• [Text shown]
□ □ □ □ □ □ □

All these will open doors to substantial development opportunities and become the primary cornerstones for the nation’s economic complexity and sustainable GDP growth.

“Through the masterplan’s ambitious industrial reforms, we will generate higher-value exports that will create more high-tech and high-paying jobs. All these will substantially raise the median salary, enhancing the lives and consumption power of Malaysians, which will, in turn, energise the business landscape,” he said.

NIMP2030 aims to propel Malaysia, among others, towards being a digitally vibrant nation, with high-income growth, and establishing Malaysia’s position as a global leader in the region’s digital economy by increasing exports derived from digital content and services.

Digital transformation and connectivity will also pave the way for Malaysian companies, especially the MSMEs to tap into more global opportunities. Empowered by enablers such as digital platforms and data centres, companies can build and expand their revenue streams and channels to thrive locally, regionally, and even globally.

“A notable enabler for this is the Digital Investment Office (DIO), a strategic collaboration between MIDA and MDEC. The DIO has been busy positioning Malaysia as the ‘Digital Heart of ASEAN’. Its promotion and facilitation efforts had secured RM80.4 billion of approved investments in digitalization as at end- 2022, exceeding the RM70 billion investment target by 2025,” said Zafrul.

Global data centres must also focus on reducing their carbon footprint. As such, the integration and availability of renewable energy are becoming key considerations for investments in this sphere.

“In sync with one of the NIMP’s missions, which is to push for net zero by 2050, Malaysia is actively pushing for a new power generation strategy. We aim to achieve 31% renewable energy in our installed capacity by 2025, with a firm goal of reaching 40% by 2035,” he said.

Integral to this vision is the government’s commitment to Environmental, Social, and Governance (ESG) practices. Zafrul announced that MITI will introduce the National Industry ESG framework, or i-ESG, for the manufacturing sector by September this year.

A holistic guide, the i-ESG comprises standards, financial support, incentives, capacity building, as well as market mechanisms. It serves as a strategic guide to Malaysia’s sustainable development goals within the broader context of NIMP 2030.

“Working in harmony with the i-ESG is our National Energy Transition Roadmap (NETR). This roadmap stands as a robust declaration of our resolve to decrease greenhouse gas emissions by 45% by 2030 from today’s 33%,” he said.

A central pillar in the government’s strategy for data centres is the recently launched Green Lane initiative, spearheaded by TNB. Taking centre stage in fortifying supply processes, this initiative mirrors Malaysia’s commitment to meeting the increasing demands of the data centre industry and fostering its growth.

This transformative initiative is set to redefine data centre connectivity, launching it into a new era of speed and efficiency. This initiative’s crowning feature is its ability to connect data centres three times faster than before, reducing what was once a 48-month process to just 12 months.

This transformative approach is further supported by the energy-efficient technologies integrated into data centre operations. Innovations such as liquid cooling with advanced airflow management and the utilisation of renewable energy sources will definitely significantly reduce environmental impact.

“For instance, by optimising cooling systems with certain technologies, data centres can achieve an impressive 94% reduction in cooling power consumption. This not only leverages sustainable solutions but also enables data centres to substantially mitigate their carbon footprint,” said Zafrul.

Through such cutting-edge measures, MITI is cultivating a more environmentally conscious digital landscape that strongly reflects their commitment to a sustainable future.

□ □ □ □ □ □ □

• [Task instructions]
- 1) Please extract, word for word, the part of the passage on Malaysia's industrial masterplan that begins with the words "All these will open" and ends with "content and services.".
- 2) According to the passage on Malaysia's industrial masterplan, how long does the Green Lane initiative now take to connect data centres, compared with before?

□ □ □ □ □ □ □

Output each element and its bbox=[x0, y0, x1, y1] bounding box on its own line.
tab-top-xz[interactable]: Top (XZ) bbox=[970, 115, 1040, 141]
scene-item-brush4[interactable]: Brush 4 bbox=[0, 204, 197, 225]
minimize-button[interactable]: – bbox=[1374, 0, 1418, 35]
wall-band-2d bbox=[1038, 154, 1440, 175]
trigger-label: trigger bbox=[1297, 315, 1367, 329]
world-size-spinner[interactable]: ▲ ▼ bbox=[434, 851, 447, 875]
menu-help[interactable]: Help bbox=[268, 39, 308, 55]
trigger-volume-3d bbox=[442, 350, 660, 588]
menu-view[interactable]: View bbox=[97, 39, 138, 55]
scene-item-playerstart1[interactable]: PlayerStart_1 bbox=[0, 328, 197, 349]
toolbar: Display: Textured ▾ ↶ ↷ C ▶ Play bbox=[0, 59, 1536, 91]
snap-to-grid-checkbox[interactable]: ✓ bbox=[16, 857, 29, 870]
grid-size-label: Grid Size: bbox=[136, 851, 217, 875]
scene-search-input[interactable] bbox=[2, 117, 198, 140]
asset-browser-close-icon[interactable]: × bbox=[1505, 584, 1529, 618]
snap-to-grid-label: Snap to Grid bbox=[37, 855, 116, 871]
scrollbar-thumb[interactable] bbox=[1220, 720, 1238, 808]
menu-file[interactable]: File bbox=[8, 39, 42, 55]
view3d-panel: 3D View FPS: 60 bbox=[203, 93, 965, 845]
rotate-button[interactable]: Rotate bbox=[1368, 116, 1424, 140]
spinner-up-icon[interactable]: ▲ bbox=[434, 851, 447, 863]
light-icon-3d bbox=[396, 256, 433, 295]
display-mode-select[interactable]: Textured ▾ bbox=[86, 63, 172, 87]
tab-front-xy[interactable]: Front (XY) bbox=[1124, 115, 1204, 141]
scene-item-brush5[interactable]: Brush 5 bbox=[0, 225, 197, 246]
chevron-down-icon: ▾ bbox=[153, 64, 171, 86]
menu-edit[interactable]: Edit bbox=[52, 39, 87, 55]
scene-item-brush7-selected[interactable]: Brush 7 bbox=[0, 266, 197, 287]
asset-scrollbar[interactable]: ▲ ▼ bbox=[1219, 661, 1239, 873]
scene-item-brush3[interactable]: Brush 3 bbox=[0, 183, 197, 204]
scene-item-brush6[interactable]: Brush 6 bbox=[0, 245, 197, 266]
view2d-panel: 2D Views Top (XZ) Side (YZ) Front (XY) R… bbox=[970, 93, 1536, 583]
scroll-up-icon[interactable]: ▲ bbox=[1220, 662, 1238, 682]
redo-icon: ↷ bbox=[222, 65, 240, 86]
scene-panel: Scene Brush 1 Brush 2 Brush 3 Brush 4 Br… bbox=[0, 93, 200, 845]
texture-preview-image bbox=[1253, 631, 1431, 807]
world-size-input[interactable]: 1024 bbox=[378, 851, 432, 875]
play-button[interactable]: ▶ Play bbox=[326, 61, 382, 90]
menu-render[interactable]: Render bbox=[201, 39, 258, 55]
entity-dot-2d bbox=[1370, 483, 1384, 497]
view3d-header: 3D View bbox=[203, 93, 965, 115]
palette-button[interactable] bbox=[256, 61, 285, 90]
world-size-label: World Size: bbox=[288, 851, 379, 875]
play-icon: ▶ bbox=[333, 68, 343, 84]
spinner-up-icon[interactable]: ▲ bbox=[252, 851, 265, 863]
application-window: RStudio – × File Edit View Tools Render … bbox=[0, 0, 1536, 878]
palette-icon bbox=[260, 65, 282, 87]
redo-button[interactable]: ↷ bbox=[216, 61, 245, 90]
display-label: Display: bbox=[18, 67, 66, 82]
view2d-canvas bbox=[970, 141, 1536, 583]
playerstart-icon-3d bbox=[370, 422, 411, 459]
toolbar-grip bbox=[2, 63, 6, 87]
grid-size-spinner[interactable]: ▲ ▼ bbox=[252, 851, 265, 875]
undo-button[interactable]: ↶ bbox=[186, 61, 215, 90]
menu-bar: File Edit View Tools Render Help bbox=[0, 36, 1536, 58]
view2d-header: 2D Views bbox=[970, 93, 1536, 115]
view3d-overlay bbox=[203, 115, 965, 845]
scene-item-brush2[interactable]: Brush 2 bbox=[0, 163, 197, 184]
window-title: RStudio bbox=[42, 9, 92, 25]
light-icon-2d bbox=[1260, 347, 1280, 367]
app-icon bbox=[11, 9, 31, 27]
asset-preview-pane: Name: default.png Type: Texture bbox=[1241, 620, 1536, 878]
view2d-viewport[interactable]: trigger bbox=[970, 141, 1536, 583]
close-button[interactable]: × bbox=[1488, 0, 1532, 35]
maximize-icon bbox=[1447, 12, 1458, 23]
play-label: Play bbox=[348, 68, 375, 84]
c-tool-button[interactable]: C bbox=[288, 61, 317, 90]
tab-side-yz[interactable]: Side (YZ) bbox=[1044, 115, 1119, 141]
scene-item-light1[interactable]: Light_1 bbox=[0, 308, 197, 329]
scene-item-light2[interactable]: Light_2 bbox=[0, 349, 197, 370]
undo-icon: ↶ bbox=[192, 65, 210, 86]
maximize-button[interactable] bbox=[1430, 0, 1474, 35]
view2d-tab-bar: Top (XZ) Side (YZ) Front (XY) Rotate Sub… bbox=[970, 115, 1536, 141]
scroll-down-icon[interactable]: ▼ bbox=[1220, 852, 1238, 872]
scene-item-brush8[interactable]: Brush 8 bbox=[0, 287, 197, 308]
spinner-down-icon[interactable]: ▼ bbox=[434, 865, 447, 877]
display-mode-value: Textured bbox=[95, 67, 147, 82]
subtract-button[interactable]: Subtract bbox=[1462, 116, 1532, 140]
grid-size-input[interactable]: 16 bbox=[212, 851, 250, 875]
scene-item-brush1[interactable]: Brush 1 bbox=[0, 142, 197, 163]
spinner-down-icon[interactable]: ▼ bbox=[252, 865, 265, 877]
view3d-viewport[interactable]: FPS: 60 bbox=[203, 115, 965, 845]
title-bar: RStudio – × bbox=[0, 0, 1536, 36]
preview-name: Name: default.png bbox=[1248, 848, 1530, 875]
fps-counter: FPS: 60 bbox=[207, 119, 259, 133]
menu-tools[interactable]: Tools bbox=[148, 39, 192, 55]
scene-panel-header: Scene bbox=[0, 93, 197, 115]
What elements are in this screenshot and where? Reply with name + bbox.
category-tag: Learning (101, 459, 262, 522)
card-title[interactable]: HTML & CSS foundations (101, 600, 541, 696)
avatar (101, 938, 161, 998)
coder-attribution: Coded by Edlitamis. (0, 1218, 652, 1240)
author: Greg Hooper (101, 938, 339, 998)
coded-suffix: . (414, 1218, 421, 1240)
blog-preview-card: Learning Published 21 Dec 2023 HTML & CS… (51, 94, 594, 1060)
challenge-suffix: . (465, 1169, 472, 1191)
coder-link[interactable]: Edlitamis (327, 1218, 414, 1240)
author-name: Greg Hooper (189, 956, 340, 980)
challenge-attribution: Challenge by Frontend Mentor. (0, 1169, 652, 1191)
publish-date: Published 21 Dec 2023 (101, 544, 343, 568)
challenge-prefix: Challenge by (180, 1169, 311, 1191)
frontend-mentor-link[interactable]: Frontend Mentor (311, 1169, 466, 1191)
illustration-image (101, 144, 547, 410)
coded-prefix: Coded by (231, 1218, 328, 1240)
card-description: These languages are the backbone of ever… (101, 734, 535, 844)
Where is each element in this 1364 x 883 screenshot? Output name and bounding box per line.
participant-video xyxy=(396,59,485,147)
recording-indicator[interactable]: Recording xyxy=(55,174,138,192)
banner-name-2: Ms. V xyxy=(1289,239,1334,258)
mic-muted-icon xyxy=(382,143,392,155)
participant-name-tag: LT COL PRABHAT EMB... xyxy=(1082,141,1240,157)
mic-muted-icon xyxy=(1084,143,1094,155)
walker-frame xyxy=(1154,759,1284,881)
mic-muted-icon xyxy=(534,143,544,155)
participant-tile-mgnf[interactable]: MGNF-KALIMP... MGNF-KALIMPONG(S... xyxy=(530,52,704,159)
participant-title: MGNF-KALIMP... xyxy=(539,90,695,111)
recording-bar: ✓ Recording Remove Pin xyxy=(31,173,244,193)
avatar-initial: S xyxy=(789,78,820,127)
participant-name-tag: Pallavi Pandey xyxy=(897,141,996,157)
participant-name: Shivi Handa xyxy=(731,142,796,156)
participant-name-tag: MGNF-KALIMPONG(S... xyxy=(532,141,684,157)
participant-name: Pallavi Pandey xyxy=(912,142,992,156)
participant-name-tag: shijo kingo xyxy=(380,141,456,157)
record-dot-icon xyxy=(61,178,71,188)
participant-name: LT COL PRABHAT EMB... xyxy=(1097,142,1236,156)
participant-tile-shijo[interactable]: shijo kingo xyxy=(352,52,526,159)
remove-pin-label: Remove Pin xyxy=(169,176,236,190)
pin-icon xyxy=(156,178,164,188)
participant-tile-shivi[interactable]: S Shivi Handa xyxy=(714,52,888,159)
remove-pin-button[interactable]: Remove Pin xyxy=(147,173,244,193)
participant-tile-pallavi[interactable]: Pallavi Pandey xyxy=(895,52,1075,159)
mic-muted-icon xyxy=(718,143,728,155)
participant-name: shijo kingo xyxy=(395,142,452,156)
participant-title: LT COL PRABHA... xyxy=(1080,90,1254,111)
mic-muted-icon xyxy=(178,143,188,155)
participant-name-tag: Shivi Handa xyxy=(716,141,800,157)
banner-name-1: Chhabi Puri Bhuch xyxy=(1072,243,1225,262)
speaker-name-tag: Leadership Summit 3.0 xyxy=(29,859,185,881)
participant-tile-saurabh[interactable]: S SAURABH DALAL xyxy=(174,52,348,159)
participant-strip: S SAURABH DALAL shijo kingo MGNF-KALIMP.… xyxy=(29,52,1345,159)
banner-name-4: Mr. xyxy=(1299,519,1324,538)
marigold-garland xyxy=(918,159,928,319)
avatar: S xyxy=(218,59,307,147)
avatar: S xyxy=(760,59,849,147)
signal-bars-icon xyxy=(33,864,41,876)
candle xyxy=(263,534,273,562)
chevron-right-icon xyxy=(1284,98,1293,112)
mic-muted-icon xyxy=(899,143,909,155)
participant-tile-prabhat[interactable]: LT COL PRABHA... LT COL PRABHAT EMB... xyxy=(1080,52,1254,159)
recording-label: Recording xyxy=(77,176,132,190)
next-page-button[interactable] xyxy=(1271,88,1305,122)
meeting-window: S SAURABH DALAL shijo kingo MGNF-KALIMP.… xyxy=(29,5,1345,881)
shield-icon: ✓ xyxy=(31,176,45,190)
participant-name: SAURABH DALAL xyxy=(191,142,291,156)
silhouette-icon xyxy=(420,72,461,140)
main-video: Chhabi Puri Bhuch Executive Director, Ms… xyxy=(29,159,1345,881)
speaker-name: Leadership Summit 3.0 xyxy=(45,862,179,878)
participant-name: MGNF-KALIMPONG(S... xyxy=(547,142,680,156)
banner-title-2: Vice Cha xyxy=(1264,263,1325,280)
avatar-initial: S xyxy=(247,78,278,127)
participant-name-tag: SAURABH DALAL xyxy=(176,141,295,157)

□ □ □ □ □ □ □

• [Results in order]
- 1)
All these will open doors to substantial development opportunities and become the primary cornerstones for the nation’s economic complexity and sustainable GDP growth.

“Through the masterplan’s ambitious industrial reforms, we will generate higher-value exports that will create more high-tech and high-paying jobs. All these will substantially raise the median salary, enhancing the lives and consumption power of Malaysians, which will, in turn, energise the business landscape,” he said.

NIMP2030 aims to propel Malaysia, among others, towards being a digitally vibrant nation, with high-income growth, and establishing Malaysia’s position as a global leader in the region’s digital economy by increasing exports derived from digital content and services.

- 2) 12 months, down from 48 months, which is three times faster.